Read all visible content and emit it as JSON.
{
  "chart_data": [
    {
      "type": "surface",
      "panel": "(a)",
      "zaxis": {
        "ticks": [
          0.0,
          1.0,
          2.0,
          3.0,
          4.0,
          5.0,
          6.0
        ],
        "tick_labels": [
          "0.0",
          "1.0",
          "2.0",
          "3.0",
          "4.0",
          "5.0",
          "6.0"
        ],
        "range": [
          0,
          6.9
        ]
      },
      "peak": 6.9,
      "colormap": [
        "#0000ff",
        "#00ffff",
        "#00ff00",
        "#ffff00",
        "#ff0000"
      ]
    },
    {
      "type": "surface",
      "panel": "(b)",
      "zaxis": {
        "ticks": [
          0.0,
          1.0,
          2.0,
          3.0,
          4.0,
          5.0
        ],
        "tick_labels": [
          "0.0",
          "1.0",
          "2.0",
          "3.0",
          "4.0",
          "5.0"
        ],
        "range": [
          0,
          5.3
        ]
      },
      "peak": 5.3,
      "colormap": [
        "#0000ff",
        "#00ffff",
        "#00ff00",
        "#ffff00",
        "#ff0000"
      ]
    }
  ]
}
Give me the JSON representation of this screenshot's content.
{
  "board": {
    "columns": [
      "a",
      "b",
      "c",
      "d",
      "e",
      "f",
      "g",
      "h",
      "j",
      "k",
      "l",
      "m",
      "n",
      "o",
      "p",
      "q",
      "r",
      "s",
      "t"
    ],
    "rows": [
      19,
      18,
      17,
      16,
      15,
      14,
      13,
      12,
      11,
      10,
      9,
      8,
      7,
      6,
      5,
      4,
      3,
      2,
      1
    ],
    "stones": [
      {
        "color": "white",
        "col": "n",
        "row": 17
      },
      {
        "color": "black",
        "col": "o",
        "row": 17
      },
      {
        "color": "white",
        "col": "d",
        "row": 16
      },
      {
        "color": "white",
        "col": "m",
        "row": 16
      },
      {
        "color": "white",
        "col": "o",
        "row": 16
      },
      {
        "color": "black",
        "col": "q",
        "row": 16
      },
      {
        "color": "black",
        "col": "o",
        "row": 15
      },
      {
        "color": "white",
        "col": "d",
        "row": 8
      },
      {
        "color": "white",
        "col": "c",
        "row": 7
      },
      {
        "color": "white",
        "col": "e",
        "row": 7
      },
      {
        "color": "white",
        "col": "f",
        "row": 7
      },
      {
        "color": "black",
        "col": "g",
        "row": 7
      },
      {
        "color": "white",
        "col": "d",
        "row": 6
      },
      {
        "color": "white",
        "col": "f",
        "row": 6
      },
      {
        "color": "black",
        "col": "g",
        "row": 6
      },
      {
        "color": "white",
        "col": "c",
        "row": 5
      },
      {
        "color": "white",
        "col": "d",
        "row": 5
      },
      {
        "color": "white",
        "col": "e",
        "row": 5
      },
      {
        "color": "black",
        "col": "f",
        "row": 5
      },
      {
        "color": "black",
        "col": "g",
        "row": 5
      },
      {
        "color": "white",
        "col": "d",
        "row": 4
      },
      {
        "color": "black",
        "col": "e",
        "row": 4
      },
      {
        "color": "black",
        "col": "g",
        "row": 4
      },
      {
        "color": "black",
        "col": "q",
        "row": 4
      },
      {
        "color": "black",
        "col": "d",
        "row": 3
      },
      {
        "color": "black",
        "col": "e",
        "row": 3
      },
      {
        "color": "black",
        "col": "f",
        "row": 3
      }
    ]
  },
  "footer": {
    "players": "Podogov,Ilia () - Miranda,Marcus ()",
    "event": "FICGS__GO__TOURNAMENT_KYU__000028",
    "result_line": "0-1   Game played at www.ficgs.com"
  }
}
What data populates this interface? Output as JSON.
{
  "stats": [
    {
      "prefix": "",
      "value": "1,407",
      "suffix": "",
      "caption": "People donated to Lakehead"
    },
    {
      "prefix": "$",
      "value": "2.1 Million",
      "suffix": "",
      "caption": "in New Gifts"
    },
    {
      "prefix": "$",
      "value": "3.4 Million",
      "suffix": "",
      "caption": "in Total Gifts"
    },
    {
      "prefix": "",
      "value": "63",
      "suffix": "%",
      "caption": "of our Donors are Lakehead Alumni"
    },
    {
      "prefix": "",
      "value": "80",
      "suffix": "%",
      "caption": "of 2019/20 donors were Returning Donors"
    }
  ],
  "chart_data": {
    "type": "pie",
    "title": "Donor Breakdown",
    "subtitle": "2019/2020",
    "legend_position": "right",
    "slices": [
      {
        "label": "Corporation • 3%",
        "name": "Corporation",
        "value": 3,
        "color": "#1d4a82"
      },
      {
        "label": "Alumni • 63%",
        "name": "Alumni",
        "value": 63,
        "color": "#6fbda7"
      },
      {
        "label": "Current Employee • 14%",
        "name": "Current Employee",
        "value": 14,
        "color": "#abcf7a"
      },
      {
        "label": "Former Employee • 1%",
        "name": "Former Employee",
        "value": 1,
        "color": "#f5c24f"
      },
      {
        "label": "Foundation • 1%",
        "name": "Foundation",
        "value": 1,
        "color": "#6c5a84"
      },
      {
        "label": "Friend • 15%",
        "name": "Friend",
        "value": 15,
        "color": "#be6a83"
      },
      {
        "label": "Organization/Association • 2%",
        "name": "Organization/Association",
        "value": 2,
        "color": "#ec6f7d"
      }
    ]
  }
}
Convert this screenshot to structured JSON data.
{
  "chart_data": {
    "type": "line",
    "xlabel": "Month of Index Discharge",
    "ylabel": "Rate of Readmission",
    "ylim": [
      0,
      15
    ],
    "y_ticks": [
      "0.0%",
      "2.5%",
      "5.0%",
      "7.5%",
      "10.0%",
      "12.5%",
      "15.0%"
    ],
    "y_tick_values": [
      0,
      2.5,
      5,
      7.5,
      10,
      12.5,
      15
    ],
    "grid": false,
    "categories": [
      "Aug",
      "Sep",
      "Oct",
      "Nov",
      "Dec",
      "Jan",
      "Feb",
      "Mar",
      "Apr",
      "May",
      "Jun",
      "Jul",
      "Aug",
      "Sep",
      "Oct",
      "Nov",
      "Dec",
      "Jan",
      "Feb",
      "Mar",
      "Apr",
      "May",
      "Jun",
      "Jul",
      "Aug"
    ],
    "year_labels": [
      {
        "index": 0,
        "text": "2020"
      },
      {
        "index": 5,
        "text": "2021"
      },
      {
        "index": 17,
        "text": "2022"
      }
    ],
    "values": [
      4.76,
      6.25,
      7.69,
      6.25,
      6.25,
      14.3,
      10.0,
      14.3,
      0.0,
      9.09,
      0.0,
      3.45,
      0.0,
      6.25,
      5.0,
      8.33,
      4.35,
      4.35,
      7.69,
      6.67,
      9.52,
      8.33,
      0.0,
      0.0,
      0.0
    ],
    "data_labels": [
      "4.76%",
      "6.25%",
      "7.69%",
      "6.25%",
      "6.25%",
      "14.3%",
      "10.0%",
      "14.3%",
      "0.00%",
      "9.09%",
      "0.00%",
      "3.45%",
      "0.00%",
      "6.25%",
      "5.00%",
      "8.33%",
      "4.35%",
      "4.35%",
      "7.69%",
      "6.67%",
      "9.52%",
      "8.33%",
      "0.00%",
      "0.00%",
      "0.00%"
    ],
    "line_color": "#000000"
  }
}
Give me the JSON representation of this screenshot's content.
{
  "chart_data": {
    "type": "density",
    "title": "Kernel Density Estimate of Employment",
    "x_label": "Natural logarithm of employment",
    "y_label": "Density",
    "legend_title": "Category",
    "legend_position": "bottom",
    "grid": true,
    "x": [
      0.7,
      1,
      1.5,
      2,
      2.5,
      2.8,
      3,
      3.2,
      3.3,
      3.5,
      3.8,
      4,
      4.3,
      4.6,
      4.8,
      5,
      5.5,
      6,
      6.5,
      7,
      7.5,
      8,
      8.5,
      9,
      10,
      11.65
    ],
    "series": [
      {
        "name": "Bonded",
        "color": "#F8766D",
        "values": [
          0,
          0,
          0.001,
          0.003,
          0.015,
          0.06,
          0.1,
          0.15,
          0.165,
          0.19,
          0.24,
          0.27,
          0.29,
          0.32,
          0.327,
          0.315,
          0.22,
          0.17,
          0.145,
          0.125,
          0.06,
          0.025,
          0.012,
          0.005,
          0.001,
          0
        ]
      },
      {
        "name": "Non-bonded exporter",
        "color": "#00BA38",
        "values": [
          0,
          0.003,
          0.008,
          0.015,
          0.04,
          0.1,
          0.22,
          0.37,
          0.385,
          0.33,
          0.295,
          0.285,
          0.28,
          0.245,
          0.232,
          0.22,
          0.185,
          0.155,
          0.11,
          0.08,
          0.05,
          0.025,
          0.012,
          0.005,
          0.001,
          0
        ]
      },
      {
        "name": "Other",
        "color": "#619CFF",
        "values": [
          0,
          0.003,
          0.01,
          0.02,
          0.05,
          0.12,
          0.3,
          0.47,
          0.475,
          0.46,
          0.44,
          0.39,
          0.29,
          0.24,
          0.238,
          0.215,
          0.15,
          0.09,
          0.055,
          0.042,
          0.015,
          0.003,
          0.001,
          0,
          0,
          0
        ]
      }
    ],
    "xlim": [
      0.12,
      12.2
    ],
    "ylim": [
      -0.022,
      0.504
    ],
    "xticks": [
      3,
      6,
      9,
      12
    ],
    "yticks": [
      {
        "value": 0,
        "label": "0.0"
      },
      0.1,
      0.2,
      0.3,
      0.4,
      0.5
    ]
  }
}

* * * * * * *

# [OBJECTIVE]
Exactly how many lines contain "caption"? State the number and nothing else.

# [TASK ANSWER]
5